══ ENTRIES SUPPLIED
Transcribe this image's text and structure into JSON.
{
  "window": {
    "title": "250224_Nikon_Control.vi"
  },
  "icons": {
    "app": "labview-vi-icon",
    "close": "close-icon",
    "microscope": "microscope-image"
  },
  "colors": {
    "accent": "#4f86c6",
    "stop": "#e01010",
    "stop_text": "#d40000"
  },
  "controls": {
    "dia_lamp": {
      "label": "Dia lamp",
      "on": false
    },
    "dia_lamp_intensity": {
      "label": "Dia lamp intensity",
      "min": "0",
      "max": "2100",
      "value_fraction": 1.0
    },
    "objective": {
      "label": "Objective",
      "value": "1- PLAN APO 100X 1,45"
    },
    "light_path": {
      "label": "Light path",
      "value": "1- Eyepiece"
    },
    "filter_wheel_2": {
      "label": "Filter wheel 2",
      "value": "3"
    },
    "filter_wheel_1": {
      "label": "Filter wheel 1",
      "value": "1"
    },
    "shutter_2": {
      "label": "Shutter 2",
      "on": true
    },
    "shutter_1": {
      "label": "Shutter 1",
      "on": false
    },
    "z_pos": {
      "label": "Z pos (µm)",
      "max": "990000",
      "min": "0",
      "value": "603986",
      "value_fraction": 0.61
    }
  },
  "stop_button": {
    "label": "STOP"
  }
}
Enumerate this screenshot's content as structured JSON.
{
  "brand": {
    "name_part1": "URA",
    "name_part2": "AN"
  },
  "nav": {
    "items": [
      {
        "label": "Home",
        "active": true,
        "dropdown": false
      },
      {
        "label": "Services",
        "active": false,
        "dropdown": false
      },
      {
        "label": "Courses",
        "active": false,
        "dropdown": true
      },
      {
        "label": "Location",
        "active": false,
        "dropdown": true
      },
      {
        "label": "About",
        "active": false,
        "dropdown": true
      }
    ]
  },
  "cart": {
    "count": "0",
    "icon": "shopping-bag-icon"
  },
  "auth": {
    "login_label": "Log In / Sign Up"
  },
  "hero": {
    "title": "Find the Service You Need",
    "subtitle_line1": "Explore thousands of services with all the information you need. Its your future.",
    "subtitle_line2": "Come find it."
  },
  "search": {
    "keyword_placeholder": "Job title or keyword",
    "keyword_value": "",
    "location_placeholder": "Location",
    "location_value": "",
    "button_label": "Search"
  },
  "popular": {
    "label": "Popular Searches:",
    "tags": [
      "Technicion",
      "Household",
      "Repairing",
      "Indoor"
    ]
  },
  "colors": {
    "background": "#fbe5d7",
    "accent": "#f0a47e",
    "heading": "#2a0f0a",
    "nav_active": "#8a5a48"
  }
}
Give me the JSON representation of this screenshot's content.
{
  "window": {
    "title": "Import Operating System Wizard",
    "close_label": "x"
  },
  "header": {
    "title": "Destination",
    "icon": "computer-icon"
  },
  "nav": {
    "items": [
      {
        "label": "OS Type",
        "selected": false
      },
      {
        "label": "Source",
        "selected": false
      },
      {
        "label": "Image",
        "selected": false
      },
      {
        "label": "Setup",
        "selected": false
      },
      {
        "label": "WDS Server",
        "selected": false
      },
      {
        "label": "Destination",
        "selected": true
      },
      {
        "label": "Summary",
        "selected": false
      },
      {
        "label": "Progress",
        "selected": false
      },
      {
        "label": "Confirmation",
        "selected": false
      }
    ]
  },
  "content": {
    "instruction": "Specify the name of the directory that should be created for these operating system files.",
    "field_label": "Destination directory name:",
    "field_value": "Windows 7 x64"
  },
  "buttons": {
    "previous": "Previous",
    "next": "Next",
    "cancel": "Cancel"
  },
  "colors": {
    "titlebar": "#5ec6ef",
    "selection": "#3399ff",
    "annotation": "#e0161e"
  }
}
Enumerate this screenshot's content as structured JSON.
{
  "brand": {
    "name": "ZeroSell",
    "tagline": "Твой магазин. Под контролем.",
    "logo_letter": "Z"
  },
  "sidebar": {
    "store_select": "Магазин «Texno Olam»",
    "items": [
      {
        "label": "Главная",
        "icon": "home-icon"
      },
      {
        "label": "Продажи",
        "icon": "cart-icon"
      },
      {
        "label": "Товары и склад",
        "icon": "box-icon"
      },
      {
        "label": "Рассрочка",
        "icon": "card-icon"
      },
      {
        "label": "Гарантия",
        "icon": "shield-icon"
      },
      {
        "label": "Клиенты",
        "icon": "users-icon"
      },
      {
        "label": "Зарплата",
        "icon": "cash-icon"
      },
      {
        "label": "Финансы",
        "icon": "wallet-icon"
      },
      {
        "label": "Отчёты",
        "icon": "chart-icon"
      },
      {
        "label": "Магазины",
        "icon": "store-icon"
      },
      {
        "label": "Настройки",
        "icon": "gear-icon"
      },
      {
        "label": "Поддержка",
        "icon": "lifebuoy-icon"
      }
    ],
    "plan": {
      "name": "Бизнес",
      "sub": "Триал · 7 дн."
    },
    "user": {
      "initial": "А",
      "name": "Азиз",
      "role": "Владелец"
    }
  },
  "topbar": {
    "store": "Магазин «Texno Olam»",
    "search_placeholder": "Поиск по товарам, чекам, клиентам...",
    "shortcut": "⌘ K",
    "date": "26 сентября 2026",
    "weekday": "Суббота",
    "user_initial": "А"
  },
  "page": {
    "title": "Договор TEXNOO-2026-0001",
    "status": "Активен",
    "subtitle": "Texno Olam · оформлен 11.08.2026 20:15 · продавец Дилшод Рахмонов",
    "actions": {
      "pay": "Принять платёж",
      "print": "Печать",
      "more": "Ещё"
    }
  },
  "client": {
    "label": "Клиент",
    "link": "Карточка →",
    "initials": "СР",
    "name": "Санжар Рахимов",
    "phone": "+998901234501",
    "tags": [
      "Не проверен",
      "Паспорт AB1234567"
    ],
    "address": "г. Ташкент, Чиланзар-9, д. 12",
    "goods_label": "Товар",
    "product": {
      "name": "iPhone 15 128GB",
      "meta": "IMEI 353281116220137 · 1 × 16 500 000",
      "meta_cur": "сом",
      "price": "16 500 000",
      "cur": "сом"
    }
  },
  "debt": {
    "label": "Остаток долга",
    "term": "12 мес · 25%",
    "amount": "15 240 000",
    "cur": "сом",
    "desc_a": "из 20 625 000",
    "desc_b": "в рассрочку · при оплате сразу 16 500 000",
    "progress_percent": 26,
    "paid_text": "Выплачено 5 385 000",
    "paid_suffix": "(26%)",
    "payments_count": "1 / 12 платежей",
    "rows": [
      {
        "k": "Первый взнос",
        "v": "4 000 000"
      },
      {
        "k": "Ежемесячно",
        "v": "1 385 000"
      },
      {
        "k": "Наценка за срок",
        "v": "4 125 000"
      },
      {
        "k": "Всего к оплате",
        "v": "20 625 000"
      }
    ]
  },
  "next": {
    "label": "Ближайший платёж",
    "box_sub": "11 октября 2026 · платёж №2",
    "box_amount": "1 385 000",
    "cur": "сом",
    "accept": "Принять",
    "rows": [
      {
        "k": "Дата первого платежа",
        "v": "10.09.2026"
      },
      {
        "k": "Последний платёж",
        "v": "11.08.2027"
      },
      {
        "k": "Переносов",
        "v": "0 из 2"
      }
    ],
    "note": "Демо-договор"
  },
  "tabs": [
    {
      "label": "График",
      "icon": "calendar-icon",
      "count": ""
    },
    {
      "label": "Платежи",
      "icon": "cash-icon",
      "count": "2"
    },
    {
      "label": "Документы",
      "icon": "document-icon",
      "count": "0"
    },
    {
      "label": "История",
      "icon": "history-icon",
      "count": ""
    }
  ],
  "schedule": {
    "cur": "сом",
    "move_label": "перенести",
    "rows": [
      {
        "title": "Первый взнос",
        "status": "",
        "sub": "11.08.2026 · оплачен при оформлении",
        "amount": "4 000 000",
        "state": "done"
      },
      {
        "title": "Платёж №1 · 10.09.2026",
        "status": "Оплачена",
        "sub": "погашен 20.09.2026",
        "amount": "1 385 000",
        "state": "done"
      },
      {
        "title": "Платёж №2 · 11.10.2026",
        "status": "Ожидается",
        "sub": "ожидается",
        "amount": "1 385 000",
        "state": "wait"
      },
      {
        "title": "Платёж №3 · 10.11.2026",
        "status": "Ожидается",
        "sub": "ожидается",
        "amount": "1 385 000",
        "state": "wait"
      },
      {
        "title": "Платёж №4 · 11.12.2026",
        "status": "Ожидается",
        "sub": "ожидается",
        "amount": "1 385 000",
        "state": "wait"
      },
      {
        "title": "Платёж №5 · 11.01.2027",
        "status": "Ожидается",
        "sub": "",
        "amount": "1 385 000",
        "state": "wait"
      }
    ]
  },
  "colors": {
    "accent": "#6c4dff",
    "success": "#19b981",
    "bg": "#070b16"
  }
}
════
WHAT YOU ARE ASKED TO DO
Using the records given above, list every line that includes the word "Olam".

WRITTEN SOLUTION
    "store_select": "Магазин «Texno Olam»",
    "store": "Магазин «Texno Olam»",
    "subtitle": "Texno Olam · оформлен 11.08.2026 20:15 · продавец Дилшод Рахмонов",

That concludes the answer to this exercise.